*SUPPLIED PASSAGE:*
[Start]

Colbert gets a Super PAC; So what are they?

Comedian Stephen Colbert, left, confers with his attorney Trevor Potter, as he testified before the Federal Election Commission in Washington, Thursday, June 30, 2011. Colbert, who plays a conservative TV pundit on "The Colbert Report," wants to launch Colbert Super PAC, a type of political action committee that would allow him to raise unlimited amounts of money from corporations, unions and individuals to support or oppose candidates in the 2012 elections through independent expenditures such as TV ads. AP Photo/Cliff Owen

Comedy Central's fake newsman Stephen Colbert scored a very real victory in Washington today. He was granted permission by the Federal Election Commission to form his own Super PAC.

You may have never heard of Super PACs but they're no joke. And they're going to play a major role in the next election, as CBS News congressional correspondent Nancy Cordes reports.

At the staid FEC, whose hearings normally come and go with little notice, Stephen Colbert became the proud founder today of the nation's 114th "Super PAC."

"There are some who say what will you do with that money," Colbert joked to a crowd of fans. "I say give it to me and we'll find out!"

[End]

*MATERIAL SUPPLIED:*
[Start]

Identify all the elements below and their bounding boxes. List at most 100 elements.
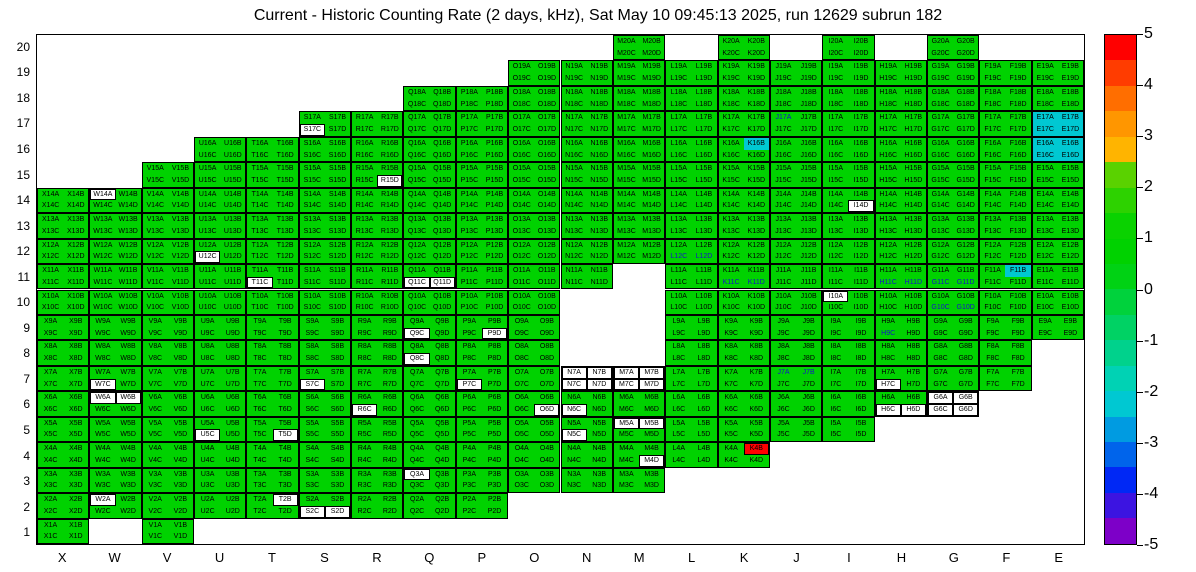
- heatmap-subcell-L10D: L10D: [695, 304, 713, 312]
- heatmap-cell-L11: L11A L11B L11C L11D: [665, 264, 718, 290]
- heatmap-subcell-L15A: L15A: [670, 165, 687, 173]
- heatmap-subcell-N11C: N11C: [565, 278, 583, 286]
- heatmap-subcell-T12A: T12A: [251, 241, 269, 249]
- heatmap-subcell-J6B: J6B: [802, 394, 815, 402]
- heatmap-subcell-Q4A: Q4A: [410, 445, 425, 453]
- heatmap-cell-G7: G7A G7B G7C G7D: [926, 365, 980, 392]
- heatmap-subcell-I13D: I13D: [853, 227, 869, 235]
- heatmap-subcell-O14D: O14D: [537, 202, 557, 210]
- heatmap-cell-P10: P10A P10B P10C P10D: [455, 289, 509, 315]
- heatmap-subcell-T2C: T2C: [253, 507, 267, 515]
- heatmap-subcell-M5A: M5A: [613, 417, 640, 430]
- heatmap-cell-F15: F15A F15B F15C F15D: [979, 162, 1032, 188]
- heatmap-subcell-K7D: K7D: [749, 380, 764, 388]
- heatmap-cell-I16: I16A I16B I16C I16D: [822, 136, 875, 163]
- heatmap-cell-T16: T16A T16B T16C T16D: [246, 136, 299, 163]
- heatmap-cell-U16: U16A U16B U16C U16D: [194, 136, 247, 163]
- heatmap-subcell-T9C: T9C: [253, 329, 267, 337]
- heatmap-subcell-S9B: S9B: [330, 317, 345, 325]
- heatmap-cell-K5: K5A K5B K5C K5D: [717, 416, 770, 443]
- heatmap-subcell-M18B: M18B: [642, 88, 661, 96]
- colorbar-tick-label: -2: [1144, 382, 1159, 400]
- heatmap-subcell-K4B: K4B: [743, 443, 769, 455]
- heatmap-subcell-G17B: G17B: [956, 114, 975, 122]
- heatmap-subcell-H10B: H10B: [904, 292, 923, 300]
- heatmap-cell-F17: F17A F17B F17C F17D: [979, 111, 1032, 137]
- heatmap-subcell-S9D: S9D: [330, 329, 345, 337]
- heatmap-subcell-X2A: X2A: [43, 496, 58, 504]
- heatmap-subcell-U4B: U4B: [225, 445, 240, 453]
- heatmap-subcell-I11A: I11A: [828, 267, 843, 275]
- heatmap-subcell-O3B: O3B: [539, 470, 554, 478]
- heatmap-subcell-P17B: P17B: [485, 114, 504, 122]
- heatmap-subcell-G10A: G10A: [931, 292, 950, 300]
- x-axis-label-K: K: [739, 550, 749, 565]
- heatmap-subcell-E10B: E10B: [1061, 292, 1079, 300]
- heatmap-cell-U14: U14A U14B U14C U14D: [194, 187, 247, 214]
- heatmap-subcell-K12B: K12B: [747, 241, 765, 249]
- heatmap-subcell-T4B: T4B: [278, 445, 292, 453]
- heatmap-subcell-R7C: R7C: [357, 380, 372, 388]
- heatmap-cell-T14: T14A T14B T14C T14D: [246, 187, 299, 214]
- heatmap-subcell-P16B: P16B: [485, 139, 504, 147]
- heatmap-subcell-T15D: T15D: [276, 176, 294, 184]
- heatmap-subcell-Q10A: Q10A: [408, 292, 426, 300]
- heatmap-subcell-N3B: N3B: [592, 470, 607, 478]
- heatmap-subcell-N4C: N4C: [567, 456, 582, 464]
- heatmap-subcell-X1C: X1C: [43, 533, 58, 541]
- heatmap-cell-R3: R3A R3B R3C R3D: [351, 467, 404, 494]
- heatmap-cell-F18: F18A F18B F18C F18D: [979, 85, 1032, 112]
- heatmap-subcell-J16D: J16D: [800, 151, 817, 159]
- colorbar-band: [1105, 263, 1136, 290]
- heatmap-subcell-L18A: L18A: [670, 88, 687, 96]
- heatmap-subcell-E9B: E9B: [1063, 317, 1078, 325]
- heatmap-cell-Q17: Q17A Q17B Q17C Q17D: [403, 111, 456, 137]
- heatmap-cell-R7: R7A R7B R7C R7D: [351, 365, 404, 392]
- heatmap-subcell-O16C: O16C: [512, 151, 531, 159]
- heatmap-subcell-G13C: G13C: [931, 227, 950, 235]
- heatmap-subcell-G17A: G17A: [931, 114, 950, 122]
- heatmap-subcell-N6B: N6B: [592, 394, 607, 402]
- heatmap-subcell-J12C: J12C: [775, 253, 792, 261]
- heatmap-subcell-F19D: F19D: [1009, 75, 1027, 83]
- heatmap-subcell-P13B: P13B: [485, 216, 504, 224]
- heatmap-cell-Q2: Q2A Q2B Q2C Q2D: [403, 493, 456, 519]
- heatmap-subcell-P8B: P8B: [487, 343, 502, 351]
- heatmap-subcell-K7C: K7C: [724, 380, 738, 388]
- heatmap-subcell-X14D: X14D: [67, 202, 85, 210]
- heatmap-subcell-V7C: V7C: [148, 380, 163, 388]
- colorbar-band: [1105, 85, 1136, 112]
- heatmap-cell-W11: W11A W11B W11C W11D: [89, 264, 142, 290]
- heatmap-cell-H8: H8A H8B H8C H8D: [874, 340, 927, 366]
- heatmap-subcell-S6C: S6C: [305, 406, 320, 414]
- heatmap-subcell-G13A: G13A: [931, 216, 950, 224]
- heatmap-subcell-H6C: H6C: [875, 404, 901, 416]
- heatmap-subcell-K11C: K11C: [722, 278, 740, 286]
- heatmap-subcell-E19D: E19D: [1061, 75, 1080, 83]
- heatmap-subcell-Q14A: Q14A: [408, 190, 426, 198]
- heatmap-subcell-Q7A: Q7A: [410, 368, 425, 376]
- heatmap-subcell-S4B: S4B: [330, 445, 345, 453]
- heatmap-subcell-J14D: J14D: [800, 202, 817, 210]
- heatmap-cell-I20: I20A I20B I20C I20D: [822, 35, 875, 61]
- heatmap-subcell-U4C: U4C: [200, 456, 215, 464]
- y-axis-label-20: 20: [16, 39, 30, 54]
- heatmap-subcell-F18A: F18A: [984, 88, 1002, 96]
- heatmap-subcell-Q17A: Q17A: [408, 114, 426, 122]
- x-axis-label-O: O: [529, 550, 540, 565]
- heatmap-subcell-G6C: G6C: [927, 404, 954, 416]
- heatmap-subcell-R8D: R8D: [382, 355, 397, 363]
- heatmap-subcell-M17C: M17C: [617, 126, 636, 134]
- heatmap-subcell-X10B: X10B: [67, 292, 85, 300]
- heatmap-subcell-W9C: W9C: [95, 329, 111, 337]
- heatmap-subcell-G7B: G7B: [958, 368, 973, 376]
- heatmap-subcell-T5A: T5A: [253, 419, 267, 427]
- heatmap-subcell-J9C: J9C: [777, 329, 790, 337]
- heatmap-subcell-P4D: P4D: [487, 456, 502, 464]
- heatmap-subcell-O16A: O16A: [512, 139, 531, 147]
- heatmap-subcell-R12A: R12A: [355, 241, 374, 249]
- heatmap-subcell-E15C: E15C: [1036, 176, 1054, 184]
- heatmap-subcell-W13A: W13A: [93, 216, 113, 224]
- heatmap-subcell-H17D: H17D: [904, 126, 923, 134]
- heatmap-subcell-I9C: I9C: [830, 329, 842, 337]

[End]

*DESCRIPTION OF THE TASK:* Continue the news story above about Stephen Colbert's Super PAC, not the listing, starting after its last sentence.

*RESPONSE FOR THIS EXERCISE:*
Colbert has been on this quasi-comedic campaign for several months, quipping on his show that "this election, you, the Colbert nation could have a voice, in the form of my voice, shouted through a megaphone of cash."

Super PACs are the byproduct of the 2010 Supreme Court decision commonly known as "Citizens United," which granted corporations, unions and individuals the right to donate unlimited funds to outside groups to campaign for or against candidates.

Within a year, conservative Super PACs had raised $35 million and liberal Super PACs $28 million to spend on the 2010 midterms.

"This is a toe in the water definitely," said Sheila Krumholz, who runs the non-partisan Center for Responsive Politics, which tracks money in politics. "Corporations saw very little fallout for their election related activities and unlimited spending in 2010. And I think the gloves will be off in 2012."

Just last Friday, a former top aide to Mitt Romney formed three Super PACs called "Jobs for Florida," "Jobs for Iowa," and "Jobs for South Carolina" -- early voting states, all.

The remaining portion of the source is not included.